◆ **Exercise**
For the entries below, how many lines include the word "text"? Give the figure and nothing more.

[Dataset records]
::::
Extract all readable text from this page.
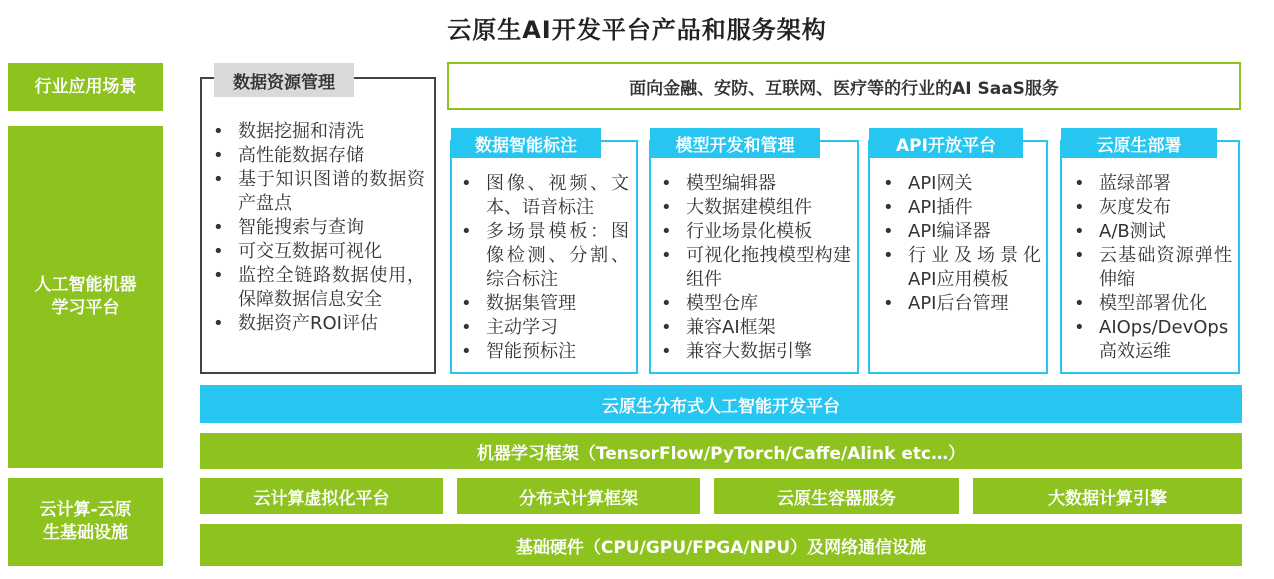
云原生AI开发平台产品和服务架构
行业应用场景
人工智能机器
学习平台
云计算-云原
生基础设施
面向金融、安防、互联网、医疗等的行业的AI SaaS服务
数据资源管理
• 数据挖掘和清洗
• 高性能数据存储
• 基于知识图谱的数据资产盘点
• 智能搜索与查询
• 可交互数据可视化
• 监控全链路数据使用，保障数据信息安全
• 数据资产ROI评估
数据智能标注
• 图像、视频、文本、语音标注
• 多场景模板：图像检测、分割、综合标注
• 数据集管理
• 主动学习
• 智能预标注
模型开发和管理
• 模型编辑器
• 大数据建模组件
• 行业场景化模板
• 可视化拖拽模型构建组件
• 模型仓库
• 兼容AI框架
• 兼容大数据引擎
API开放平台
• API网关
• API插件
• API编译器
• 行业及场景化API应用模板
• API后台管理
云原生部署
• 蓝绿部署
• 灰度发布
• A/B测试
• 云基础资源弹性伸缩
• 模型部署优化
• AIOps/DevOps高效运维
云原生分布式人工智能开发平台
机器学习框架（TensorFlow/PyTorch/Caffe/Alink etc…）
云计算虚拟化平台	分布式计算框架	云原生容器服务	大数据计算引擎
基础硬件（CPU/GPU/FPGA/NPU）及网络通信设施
::::
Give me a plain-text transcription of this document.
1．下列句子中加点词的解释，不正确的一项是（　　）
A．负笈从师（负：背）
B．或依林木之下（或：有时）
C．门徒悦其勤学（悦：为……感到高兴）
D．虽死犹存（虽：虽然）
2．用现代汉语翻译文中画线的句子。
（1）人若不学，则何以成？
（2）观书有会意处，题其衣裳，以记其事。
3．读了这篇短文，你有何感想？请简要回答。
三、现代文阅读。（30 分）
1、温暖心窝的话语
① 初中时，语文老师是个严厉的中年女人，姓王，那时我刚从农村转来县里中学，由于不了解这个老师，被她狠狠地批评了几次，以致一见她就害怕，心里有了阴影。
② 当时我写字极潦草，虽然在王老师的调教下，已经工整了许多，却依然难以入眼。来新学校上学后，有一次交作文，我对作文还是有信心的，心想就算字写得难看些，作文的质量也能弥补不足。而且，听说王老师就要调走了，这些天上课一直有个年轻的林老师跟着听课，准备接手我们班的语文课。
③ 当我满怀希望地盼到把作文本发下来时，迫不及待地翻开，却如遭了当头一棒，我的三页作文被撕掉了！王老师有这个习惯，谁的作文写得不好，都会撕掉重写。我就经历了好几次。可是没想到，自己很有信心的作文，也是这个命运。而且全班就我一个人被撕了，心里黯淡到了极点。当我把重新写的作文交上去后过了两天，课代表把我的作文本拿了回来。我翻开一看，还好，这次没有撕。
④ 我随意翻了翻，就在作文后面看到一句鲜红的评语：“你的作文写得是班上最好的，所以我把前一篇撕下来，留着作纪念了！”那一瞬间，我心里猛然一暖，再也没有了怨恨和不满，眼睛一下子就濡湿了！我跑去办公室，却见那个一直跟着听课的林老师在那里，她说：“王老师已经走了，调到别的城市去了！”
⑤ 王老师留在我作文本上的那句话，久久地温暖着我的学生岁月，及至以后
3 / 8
::::
◆ **Task solution**
2